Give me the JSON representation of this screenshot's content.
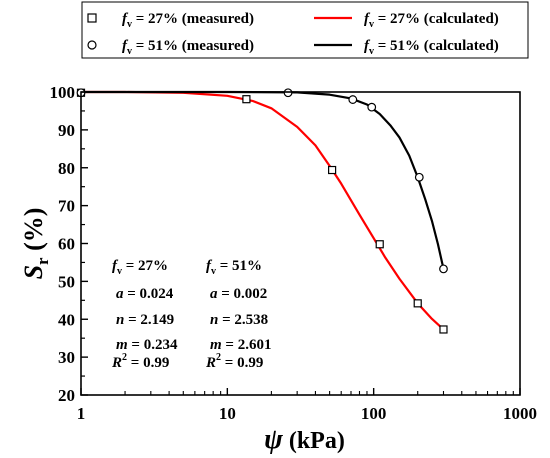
{
  "chart_data": {
    "type": "line",
    "xscale": "log",
    "xlim": [
      1,
      1000
    ],
    "ylim": [
      20,
      100
    ],
    "grid": false,
    "legend_position": "top",
    "xlabel": {
      "symbol": "ψ",
      "unit": "(kPa)"
    },
    "ylabel": {
      "symbol": "S",
      "subscript": "r",
      "unit": "(%)"
    },
    "x_ticks": [
      {
        "value": 1,
        "label": "1"
      },
      {
        "value": 10,
        "label": "10"
      },
      {
        "value": 100,
        "label": "100"
      },
      {
        "value": 1000,
        "label": "1000"
      }
    ],
    "y_ticks": [
      20,
      30,
      40,
      50,
      60,
      70,
      80,
      90,
      100
    ],
    "series": [
      {
        "name": "fv = 27% (measured)",
        "legend": {
          "var": "f",
          "sub": "v",
          "text": " = 27% (measured)"
        },
        "kind": "marker",
        "marker": "square",
        "color": "#000000",
        "x": [
          1,
          13.5,
          52,
          110,
          200,
          300
        ],
        "y": [
          99.8,
          98.1,
          79.4,
          59.8,
          44.2,
          37.3
        ]
      },
      {
        "name": "fv = 51% (measured)",
        "legend": {
          "var": "f",
          "sub": "v",
          "text": " = 51% (measured)"
        },
        "kind": "marker",
        "marker": "circle",
        "color": "#000000",
        "x": [
          1,
          26,
          72,
          97,
          205,
          300
        ],
        "y": [
          99.8,
          99.8,
          98.0,
          96.0,
          77.5,
          53.3
        ]
      },
      {
        "name": "fv = 27% (calculated)",
        "legend": {
          "var": "f",
          "sub": "v",
          "text": " = 27% (calculated)"
        },
        "kind": "line",
        "color": "#ff0000",
        "x": [
          1,
          2,
          5,
          10,
          15,
          20,
          30,
          40,
          50,
          60,
          80,
          100,
          120,
          150,
          200,
          250,
          300
        ],
        "y": [
          100,
          100,
          99.8,
          99.0,
          97.6,
          95.7,
          90.8,
          85.9,
          80.5,
          75.8,
          67.6,
          61.4,
          56.3,
          50.7,
          44.2,
          40.1,
          37.3
        ]
      },
      {
        "name": "fv = 51% (calculated)",
        "legend": {
          "var": "f",
          "sub": "v",
          "text": " = 51% (calculated)"
        },
        "kind": "line",
        "color": "#000000",
        "x": [
          1,
          10,
          30,
          50,
          70,
          90,
          110,
          130,
          150,
          175,
          200,
          225,
          250,
          275,
          300
        ],
        "y": [
          100,
          100,
          99.9,
          99.3,
          98.3,
          96.7,
          94.2,
          91.2,
          88.0,
          83.2,
          77.5,
          71.7,
          66.0,
          59.8,
          53.3
        ]
      }
    ],
    "annotations": {
      "col1": [
        {
          "var": "f",
          "sub": "v",
          "text": " = 27%"
        },
        {
          "var": "a",
          "text": " = 0.024"
        },
        {
          "var": "n",
          "text": " = 2.149"
        },
        {
          "var": "m",
          "text": " = 0.234"
        },
        {
          "var": "R",
          "sup": "2",
          "text": " = 0.99"
        }
      ],
      "col2": [
        {
          "var": "f",
          "sub": "v",
          "text": " = 51%"
        },
        {
          "var": "a",
          "text": " = 0.002"
        },
        {
          "var": "n",
          "text": " = 2.538"
        },
        {
          "var": "m",
          "text": " = 2.601"
        },
        {
          "var": "R",
          "sup": "2",
          "text": " = 0.99"
        }
      ]
    }
  }
}
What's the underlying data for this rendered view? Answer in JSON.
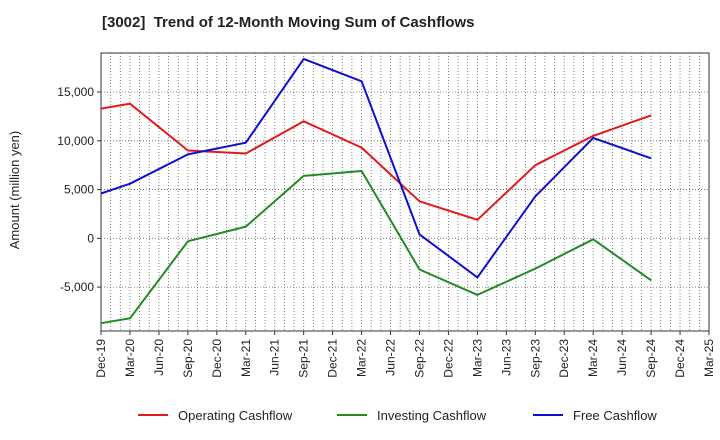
{
  "chart_data": {
    "type": "line",
    "title": "[3002]  Trend of 12-Month Moving Sum of Cashflows",
    "xlabel": "",
    "ylabel": "Amount (million yen)",
    "ylim": [
      -9500,
      19000
    ],
    "yticks": [
      -5000,
      0,
      5000,
      10000,
      15000
    ],
    "ytick_labels": [
      "-5,000",
      "0",
      "5,000",
      "10,000",
      "15,000"
    ],
    "x_tick_labels": [
      "Dec-19",
      "Mar-20",
      "Jun-20",
      "Sep-20",
      "Dec-20",
      "Mar-21",
      "Jun-21",
      "Sep-21",
      "Dec-21",
      "Mar-22",
      "Jun-22",
      "Sep-22",
      "Dec-22",
      "Mar-23",
      "Jun-23",
      "Sep-23",
      "Dec-23",
      "Mar-24",
      "Jun-24",
      "Sep-24",
      "Dec-24",
      "Mar-25"
    ],
    "x_tick_extra": "Mar-25",
    "grid": true,
    "legend_position": "bottom",
    "series": [
      {
        "name": "Operating Cashflow",
        "color": "#e31a1c",
        "x": [
          "Dec-19",
          "Mar-20",
          "Sep-20",
          "Mar-21",
          "Sep-21",
          "Mar-22",
          "Sep-22",
          "Mar-23",
          "Sep-23",
          "Mar-24",
          "Sep-24"
        ],
        "values": [
          13300,
          13800,
          9000,
          8700,
          12000,
          9300,
          3800,
          1900,
          7500,
          10500,
          12600
        ]
      },
      {
        "name": "Investing Cashflow",
        "color": "#238b22",
        "x": [
          "Dec-19",
          "Mar-20",
          "Sep-20",
          "Mar-21",
          "Sep-21",
          "Mar-22",
          "Sep-22",
          "Mar-23",
          "Sep-23",
          "Mar-24",
          "Sep-24"
        ],
        "values": [
          -8700,
          -8200,
          -300,
          1200,
          6400,
          6900,
          -3200,
          -5800,
          -3100,
          -100,
          -4300
        ]
      },
      {
        "name": "Free Cashflow",
        "color": "#1010cc",
        "x": [
          "Dec-19",
          "Mar-20",
          "Sep-20",
          "Mar-21",
          "Sep-21",
          "Mar-22",
          "Sep-22",
          "Mar-23",
          "Sep-23",
          "Mar-24",
          "Sep-24"
        ],
        "values": [
          4600,
          5600,
          8600,
          9800,
          18400,
          16100,
          400,
          -4000,
          4300,
          10300,
          8200
        ]
      }
    ]
  }
}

------------------------------

Problem statement |
Using the material above, count the lines containing the word "measured". Reply with the number alone.

Answer to this problem |
4